===== READING TEXT =====
The AIG bailout has shaken up Wall St. and significantly deflated financial confidence, but it will probably not have a large impact on trucking insurance, at least not in the near term, analysts said.

“My take is it won’t have any impact on the marketplace,” Alan Shetzer, senior vp, national transportation division, Venbrook Insurance Services, told FleetOwner. “In fact, it might even lead to more competitive rates.”

Shetzer said that there was initial concern over the financial stability of AIG. However, as soon as the government came to the rescue, signs began to point to little or no impact on customers, he said, adding that most will likely stay with AIG.

AIG named Edward M. Liddy chairman & CEO on Thursday, succeeding Robert B. Willumstad. Liddy comes to AIG from the private equity firm of Clayton, Dubilier & Rice. He previously was chairman & CEO of The Allstate Corp. from 1999 until 2006 and president & COO from 1994 to 1998.

According to Reuters, Liddy said AIG should have a list of assets it wants to sell within the next seven to 10 days and possibly beginning to sell during that time period.

Liddy added that after the assets are sold, AIG would become a smaller firm focused on its traditional strengths in property-casualty insurance and international business.
=====
> GOAL OF THE EXERCISE
Proceed with the article on the AIG bailout and trucking insurance, writing on from its final sentence. The listing that comes next is separate material and is not part of the article on the AIG bailout.
===== DATA FOR REVIEW =====
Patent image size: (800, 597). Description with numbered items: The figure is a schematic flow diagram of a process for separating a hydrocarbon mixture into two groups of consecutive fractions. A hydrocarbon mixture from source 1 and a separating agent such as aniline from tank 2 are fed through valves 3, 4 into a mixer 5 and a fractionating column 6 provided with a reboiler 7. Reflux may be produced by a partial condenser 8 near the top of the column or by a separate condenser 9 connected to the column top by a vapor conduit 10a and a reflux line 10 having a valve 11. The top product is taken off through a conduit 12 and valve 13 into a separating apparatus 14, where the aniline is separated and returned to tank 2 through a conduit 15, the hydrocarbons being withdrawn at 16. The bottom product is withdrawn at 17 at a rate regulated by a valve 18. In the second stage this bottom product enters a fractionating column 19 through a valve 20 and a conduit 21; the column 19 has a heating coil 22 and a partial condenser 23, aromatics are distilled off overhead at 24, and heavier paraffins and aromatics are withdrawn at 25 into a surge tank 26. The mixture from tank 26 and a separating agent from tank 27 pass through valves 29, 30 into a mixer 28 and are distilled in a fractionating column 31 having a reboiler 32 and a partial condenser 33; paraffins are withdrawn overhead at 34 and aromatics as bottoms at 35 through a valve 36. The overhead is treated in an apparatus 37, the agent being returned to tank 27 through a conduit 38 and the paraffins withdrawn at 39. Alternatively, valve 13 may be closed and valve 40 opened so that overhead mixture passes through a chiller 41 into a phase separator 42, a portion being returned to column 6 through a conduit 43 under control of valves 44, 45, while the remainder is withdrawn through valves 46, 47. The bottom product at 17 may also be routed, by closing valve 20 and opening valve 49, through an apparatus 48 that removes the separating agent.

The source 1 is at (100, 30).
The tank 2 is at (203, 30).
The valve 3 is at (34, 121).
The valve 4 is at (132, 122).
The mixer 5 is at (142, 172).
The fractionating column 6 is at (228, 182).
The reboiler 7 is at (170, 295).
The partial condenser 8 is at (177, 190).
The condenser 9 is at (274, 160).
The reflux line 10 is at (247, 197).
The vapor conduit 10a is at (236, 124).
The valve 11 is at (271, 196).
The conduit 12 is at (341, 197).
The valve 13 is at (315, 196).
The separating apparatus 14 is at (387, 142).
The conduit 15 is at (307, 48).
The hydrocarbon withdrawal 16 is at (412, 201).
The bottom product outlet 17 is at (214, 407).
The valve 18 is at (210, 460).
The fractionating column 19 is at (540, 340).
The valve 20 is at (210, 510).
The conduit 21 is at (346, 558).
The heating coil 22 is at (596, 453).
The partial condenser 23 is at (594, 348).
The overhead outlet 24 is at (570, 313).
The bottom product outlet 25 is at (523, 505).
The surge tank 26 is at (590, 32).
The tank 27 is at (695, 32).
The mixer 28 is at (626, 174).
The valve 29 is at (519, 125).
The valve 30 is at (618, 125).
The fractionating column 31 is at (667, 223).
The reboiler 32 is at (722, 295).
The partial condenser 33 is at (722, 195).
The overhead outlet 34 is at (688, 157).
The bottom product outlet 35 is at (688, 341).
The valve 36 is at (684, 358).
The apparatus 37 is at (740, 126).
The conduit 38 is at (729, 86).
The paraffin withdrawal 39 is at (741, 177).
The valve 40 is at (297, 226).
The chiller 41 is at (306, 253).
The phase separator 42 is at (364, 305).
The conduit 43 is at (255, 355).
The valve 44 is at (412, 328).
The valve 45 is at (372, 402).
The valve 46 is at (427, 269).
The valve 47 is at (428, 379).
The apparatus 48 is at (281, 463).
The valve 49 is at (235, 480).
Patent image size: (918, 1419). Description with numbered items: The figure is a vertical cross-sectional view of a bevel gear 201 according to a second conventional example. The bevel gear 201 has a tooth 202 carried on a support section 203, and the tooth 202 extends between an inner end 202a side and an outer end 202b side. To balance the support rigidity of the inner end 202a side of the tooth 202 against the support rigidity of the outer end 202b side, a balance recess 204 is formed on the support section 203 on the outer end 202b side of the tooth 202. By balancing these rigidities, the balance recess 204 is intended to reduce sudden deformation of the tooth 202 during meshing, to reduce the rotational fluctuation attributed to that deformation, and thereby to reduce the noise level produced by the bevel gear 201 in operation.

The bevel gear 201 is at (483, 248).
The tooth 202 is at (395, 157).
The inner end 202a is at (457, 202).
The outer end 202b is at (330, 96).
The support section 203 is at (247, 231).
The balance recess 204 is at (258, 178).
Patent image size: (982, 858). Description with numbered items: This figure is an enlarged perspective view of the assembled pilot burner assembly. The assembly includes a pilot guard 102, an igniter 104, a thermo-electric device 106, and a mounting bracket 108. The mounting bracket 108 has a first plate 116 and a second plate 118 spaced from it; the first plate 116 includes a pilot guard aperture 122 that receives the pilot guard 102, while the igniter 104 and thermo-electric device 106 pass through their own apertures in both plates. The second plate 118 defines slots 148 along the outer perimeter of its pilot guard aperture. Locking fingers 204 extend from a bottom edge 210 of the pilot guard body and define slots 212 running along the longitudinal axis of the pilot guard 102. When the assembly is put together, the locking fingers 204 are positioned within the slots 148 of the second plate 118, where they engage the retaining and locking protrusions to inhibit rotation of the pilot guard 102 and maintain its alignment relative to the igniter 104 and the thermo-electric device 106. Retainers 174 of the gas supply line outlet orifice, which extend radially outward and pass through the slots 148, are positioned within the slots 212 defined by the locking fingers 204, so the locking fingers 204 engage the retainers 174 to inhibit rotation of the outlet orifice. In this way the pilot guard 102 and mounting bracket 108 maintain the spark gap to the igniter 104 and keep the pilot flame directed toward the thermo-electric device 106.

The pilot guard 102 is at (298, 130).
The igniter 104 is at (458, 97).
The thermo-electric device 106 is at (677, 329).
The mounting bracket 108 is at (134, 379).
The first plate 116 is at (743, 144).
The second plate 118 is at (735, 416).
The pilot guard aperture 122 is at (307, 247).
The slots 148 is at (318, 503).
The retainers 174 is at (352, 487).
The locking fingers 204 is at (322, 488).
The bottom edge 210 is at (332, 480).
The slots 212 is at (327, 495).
=====
> OUTPUT FOR THIS TASK
“Long term, various units of AIG will be spun off or sold off and the beat will go on,” Shetzer said. He added that the insurance company is still in business and the only potential impact will be that other companies will see an opportunity to grab an increased market share, leading to possibly lower prices for consumers as companies fight for customers.

However, Jeffrey Benzin, assistant vp of underwriting for Global Corporate Casualty, told FleetOwner that he agreed the bailout may not have much of an effect anytime soon. “I don’t see an immediate change from a marketplace perspective,” he said.

Yet Benzin speculated that there could be a long-term effect, as there may be movement away from AIG trucking in the future. He said that the first fleets to be effected would be those that are the least appealing to lenders, as AIG would sometimes insure fleets smaller companies wouldn’t touch. The most attractive fleets, he said, will most likely still have the same opportunities they did previously, and have no need to panic.